Given problem: All records should be reproduced verbatim.

Recorded data:
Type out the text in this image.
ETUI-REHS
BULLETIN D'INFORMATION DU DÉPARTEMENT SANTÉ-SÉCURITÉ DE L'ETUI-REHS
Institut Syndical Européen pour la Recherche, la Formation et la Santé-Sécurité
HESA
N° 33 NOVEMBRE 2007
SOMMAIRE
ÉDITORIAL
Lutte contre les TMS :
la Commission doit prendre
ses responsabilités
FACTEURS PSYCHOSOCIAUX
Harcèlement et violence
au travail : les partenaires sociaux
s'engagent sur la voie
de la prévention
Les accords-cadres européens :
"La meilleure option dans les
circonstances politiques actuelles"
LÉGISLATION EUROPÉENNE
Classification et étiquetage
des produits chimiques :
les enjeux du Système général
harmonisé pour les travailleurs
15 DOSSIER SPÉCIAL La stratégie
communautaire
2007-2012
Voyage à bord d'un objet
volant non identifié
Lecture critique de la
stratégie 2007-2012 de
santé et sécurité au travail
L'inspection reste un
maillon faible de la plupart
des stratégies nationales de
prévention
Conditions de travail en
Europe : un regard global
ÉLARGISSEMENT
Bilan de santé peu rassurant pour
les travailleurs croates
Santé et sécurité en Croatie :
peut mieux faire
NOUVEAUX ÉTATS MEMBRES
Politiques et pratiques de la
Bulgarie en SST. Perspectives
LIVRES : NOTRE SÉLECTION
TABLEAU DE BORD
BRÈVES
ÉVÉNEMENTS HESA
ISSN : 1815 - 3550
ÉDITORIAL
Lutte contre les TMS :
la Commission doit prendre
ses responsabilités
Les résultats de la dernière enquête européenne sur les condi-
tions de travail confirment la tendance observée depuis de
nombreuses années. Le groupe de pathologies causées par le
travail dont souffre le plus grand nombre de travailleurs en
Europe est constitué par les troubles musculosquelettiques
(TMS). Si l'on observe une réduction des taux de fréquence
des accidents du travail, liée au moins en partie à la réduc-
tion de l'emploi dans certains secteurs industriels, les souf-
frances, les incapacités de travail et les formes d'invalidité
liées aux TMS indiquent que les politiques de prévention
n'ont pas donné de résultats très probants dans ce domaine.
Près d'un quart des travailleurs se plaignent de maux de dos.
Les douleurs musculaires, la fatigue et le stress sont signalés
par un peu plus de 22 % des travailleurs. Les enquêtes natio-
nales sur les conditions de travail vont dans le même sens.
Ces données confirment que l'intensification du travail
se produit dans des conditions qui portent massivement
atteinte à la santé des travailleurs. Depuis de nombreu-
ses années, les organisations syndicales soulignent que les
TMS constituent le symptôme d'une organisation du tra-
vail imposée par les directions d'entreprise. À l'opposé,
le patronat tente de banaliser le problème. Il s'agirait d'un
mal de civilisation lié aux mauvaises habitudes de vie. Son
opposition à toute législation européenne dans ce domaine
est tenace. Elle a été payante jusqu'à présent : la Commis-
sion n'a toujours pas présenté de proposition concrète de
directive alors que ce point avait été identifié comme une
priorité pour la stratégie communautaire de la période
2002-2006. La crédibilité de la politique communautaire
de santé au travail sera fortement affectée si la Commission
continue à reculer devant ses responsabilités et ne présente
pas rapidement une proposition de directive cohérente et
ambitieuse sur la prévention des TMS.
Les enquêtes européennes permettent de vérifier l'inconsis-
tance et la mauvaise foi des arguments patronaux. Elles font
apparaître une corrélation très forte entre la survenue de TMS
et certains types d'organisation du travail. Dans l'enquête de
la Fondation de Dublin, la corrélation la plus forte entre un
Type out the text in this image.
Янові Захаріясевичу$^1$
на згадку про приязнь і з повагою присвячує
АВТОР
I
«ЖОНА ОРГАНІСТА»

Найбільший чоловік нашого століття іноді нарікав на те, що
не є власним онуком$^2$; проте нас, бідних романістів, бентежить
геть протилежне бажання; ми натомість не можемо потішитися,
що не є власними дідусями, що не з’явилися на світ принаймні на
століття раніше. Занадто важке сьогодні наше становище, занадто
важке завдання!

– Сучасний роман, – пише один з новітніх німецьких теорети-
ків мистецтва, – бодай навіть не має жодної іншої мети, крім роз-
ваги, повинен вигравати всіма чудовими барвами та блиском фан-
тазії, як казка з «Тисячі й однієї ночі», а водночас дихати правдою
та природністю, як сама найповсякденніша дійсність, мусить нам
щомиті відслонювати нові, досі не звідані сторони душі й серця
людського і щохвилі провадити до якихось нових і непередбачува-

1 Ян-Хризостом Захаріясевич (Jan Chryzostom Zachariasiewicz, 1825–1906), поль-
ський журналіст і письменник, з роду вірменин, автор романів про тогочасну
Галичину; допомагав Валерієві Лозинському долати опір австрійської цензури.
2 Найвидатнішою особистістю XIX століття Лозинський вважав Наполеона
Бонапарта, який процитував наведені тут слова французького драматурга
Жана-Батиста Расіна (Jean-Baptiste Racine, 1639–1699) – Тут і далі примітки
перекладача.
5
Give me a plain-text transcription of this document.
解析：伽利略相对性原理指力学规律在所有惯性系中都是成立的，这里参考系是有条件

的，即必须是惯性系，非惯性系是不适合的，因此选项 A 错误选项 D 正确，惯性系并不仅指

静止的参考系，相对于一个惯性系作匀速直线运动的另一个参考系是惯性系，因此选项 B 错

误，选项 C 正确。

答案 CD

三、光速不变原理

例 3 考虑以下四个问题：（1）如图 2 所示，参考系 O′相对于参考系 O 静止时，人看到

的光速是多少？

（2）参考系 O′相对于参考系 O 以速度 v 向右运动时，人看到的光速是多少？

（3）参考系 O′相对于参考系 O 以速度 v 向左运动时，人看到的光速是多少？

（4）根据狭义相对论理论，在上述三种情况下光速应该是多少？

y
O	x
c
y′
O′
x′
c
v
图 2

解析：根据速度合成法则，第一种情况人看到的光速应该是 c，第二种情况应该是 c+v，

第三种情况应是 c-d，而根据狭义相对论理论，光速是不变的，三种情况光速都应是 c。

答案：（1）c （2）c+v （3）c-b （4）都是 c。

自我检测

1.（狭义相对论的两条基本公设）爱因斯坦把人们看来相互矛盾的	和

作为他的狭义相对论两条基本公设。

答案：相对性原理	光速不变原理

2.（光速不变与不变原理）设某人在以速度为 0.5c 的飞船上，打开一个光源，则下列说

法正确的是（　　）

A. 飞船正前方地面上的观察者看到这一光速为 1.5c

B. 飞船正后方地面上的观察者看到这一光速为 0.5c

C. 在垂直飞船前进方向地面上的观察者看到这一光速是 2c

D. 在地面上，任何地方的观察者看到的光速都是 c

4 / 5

Solution to the problem:
Type out the text in this image.
ETUI-REHS
BULLETIN D'INFORMATION DU DÉPARTEMENT SANTÉ-SÉCURITÉ DE L'ETUI-REHS
Institut Syndical Européen pour la Recherche, la Formation et la Santé-Sécurité
HESA
N° 33 NOVEMBRE 2007
SOMMAIRE
ÉDITORIAL
Lutte contre les TMS :
la Commission doit prendre
ses responsabilités
FACTEURS PSYCHOSOCIAUX
Harcèlement et violence
au travail : les partenaires sociaux
s'engagent sur la voie
de la prévention
Les accords-cadres européens :
"La meilleure option dans les
circonstances politiques actuelles"
LÉGISLATION EUROPÉENNE
Classification et étiquetage
des produits chimiques :
les enjeux du Système général
harmonisé pour les travailleurs
15 DOSSIER SPÉCIAL La stratégie
communautaire
2007-2012
Voyage à bord d'un objet
volant non identifié
Lecture critique de la
stratégie 2007-2012 de
santé et sécurité au travail
L'inspection reste un
maillon faible de la plupart
des stratégies nationales de
prévention
Conditions de travail en
Europe : un regard global
ÉLARGISSEMENT
Bilan de santé peu rassurant pour
les travailleurs croates
Santé et sécurité en Croatie :
peut mieux faire
NOUVEAUX ÉTATS MEMBRES
Politiques et pratiques de la
Bulgarie en SST. Perspectives
LIVRES : NOTRE SÉLECTION
TABLEAU DE BORD
BRÈVES
ÉVÉNEMENTS HESA
ISSN : 1815 - 3550
ÉDITORIAL
Lutte contre les TMS :
la Commission doit prendre
ses responsabilités
Les résultats de la dernière enquête européenne sur les condi-
tions de travail confirment la tendance observée depuis de
nombreuses années. Le groupe de pathologies causées par le
travail dont souffre le plus grand nombre de travailleurs en
Europe est constitué par les troubles musculosquelettiques
(TMS). Si l'on observe une réduction des taux de fréquence
des accidents du travail, liée au moins en partie à la réduc-
tion de l'emploi dans certains secteurs industriels, les souf-
frances, les incapacités de travail et les formes d'invalidité
liées aux TMS indiquent que les politiques de prévention
n'ont pas donné de résultats très probants dans ce domaine.
Près d'un quart des travailleurs se plaignent de maux de dos.
Les douleurs musculaires, la fatigue et le stress sont signalés
par un peu plus de 22 % des travailleurs. Les enquêtes natio-
nales sur les conditions de travail vont dans le même sens.
Ces données confirment que l'intensification du travail
se produit dans des conditions qui portent massivement
atteinte à la santé des travailleurs. Depuis de nombreu-
ses années, les organisations syndicales soulignent que les
TMS constituent le symptôme d'une organisation du tra-
vail imposée par les directions d'entreprise. À l'opposé,
le patronat tente de banaliser le problème. Il s'agirait d'un
mal de civilisation lié aux mauvaises habitudes de vie. Son
opposition à toute législation européenne dans ce domaine
est tenace. Elle a été payante jusqu'à présent : la Commis-
sion n'a toujours pas présenté de proposition concrète de
directive alors que ce point avait été identifié comme une
priorité pour la stratégie communautaire de la période
2002-2006. La crédibilité de la politique communautaire
de santé au travail sera fortement affectée si la Commission
continue à reculer devant ses responsabilités et ne présente
pas rapidement une proposition de directive cohérente et
ambitieuse sur la prévention des TMS.
Les enquêtes européennes permettent de vérifier l'inconsis-
tance et la mauvaise foi des arguments patronaux. Elles font
apparaître une corrélation très forte entre la survenue de TMS
et certains types d'organisation du travail. Dans l'enquête de
la Fondation de Dublin, la corrélation la plus forte entre un
Type out the text in this image.
Янові Захаріясевичу$^1$
на згадку про приязнь і з повагою присвячує
АВТОР
I
«ЖОНА ОРГАНІСТА»

Найбільший чоловік нашого століття іноді нарікав на те, що
не є власним онуком$^2$; проте нас, бідних романістів, бентежить
геть протилежне бажання; ми натомість не можемо потішитися,
що не є власними дідусями, що не з’явилися на світ принаймні на
століття раніше. Занадто важке сьогодні наше становище, занадто
важке завдання!

– Сучасний роман, – пише один з новітніх німецьких теорети-
ків мистецтва, – бодай навіть не має жодної іншої мети, крім роз-
ваги, повинен вигравати всіма чудовими барвами та блиском фан-
тазії, як казка з «Тисячі й однієї ночі», а водночас дихати правдою
та природністю, як сама найповсякденніша дійсність, мусить нам
щомиті відслонювати нові, досі не звідані сторони душі й серця
людського і щохвилі провадити до якихось нових і непередбачува-

1 Ян-Хризостом Захаріясевич (Jan Chryzostom Zachariasiewicz, 1825–1906), поль-
ський журналіст і письменник, з роду вірменин, автор романів про тогочасну
Галичину; допомагав Валерієві Лозинському долати опір австрійської цензури.
2 Найвидатнішою особистістю XIX століття Лозинський вважав Наполеона
Бонапарта, який процитував наведені тут слова французького драматурга
Жана-Батиста Расіна (Jean-Baptiste Racine, 1639–1699) – Тут і далі примітки
перекладача.
5
Give me a plain-text transcription of this document.
解析：伽利略相对性原理指力学规律在所有惯性系中都是成立的，这里参考系是有条件

的，即必须是惯性系，非惯性系是不适合的，因此选项 A 错误选项 D 正确，惯性系并不仅指

静止的参考系，相对于一个惯性系作匀速直线运动的另一个参考系是惯性系，因此选项 B 错

误，选项 C 正确。

答案 CD

三、光速不变原理

例 3 考虑以下四个问题：（1）如图 2 所示，参考系 O′相对于参考系 O 静止时，人看到

的光速是多少？

（2）参考系 O′相对于参考系 O 以速度 v 向右运动时，人看到的光速是多少？

（3）参考系 O′相对于参考系 O 以速度 v 向左运动时，人看到的光速是多少？

（4）根据狭义相对论理论，在上述三种情况下光速应该是多少？

y
O	x
c
y′
O′
x′
c
v
图 2

解析：根据速度合成法则，第一种情况人看到的光速应该是 c，第二种情况应该是 c+v，

第三种情况应是 c-d，而根据狭义相对论理论，光速是不变的，三种情况光速都应是 c。

答案：（1）c （2）c+v （3）c-b （4）都是 c。

自我检测

1.（狭义相对论的两条基本公设）爱因斯坦把人们看来相互矛盾的	和

作为他的狭义相对论两条基本公设。

答案：相对性原理	光速不变原理

2.（光速不变与不变原理）设某人在以速度为 0.5c 的飞船上，打开一个光源，则下列说

法正确的是（　　）

A. 飞船正前方地面上的观察者看到这一光速为 1.5c

B. 飞船正后方地面上的观察者看到这一光速为 0.5c

C. 在垂直飞船前进方向地面上的观察者看到这一光速是 2c

D. 在地面上，任何地方的观察者看到的光速都是 c

4 / 5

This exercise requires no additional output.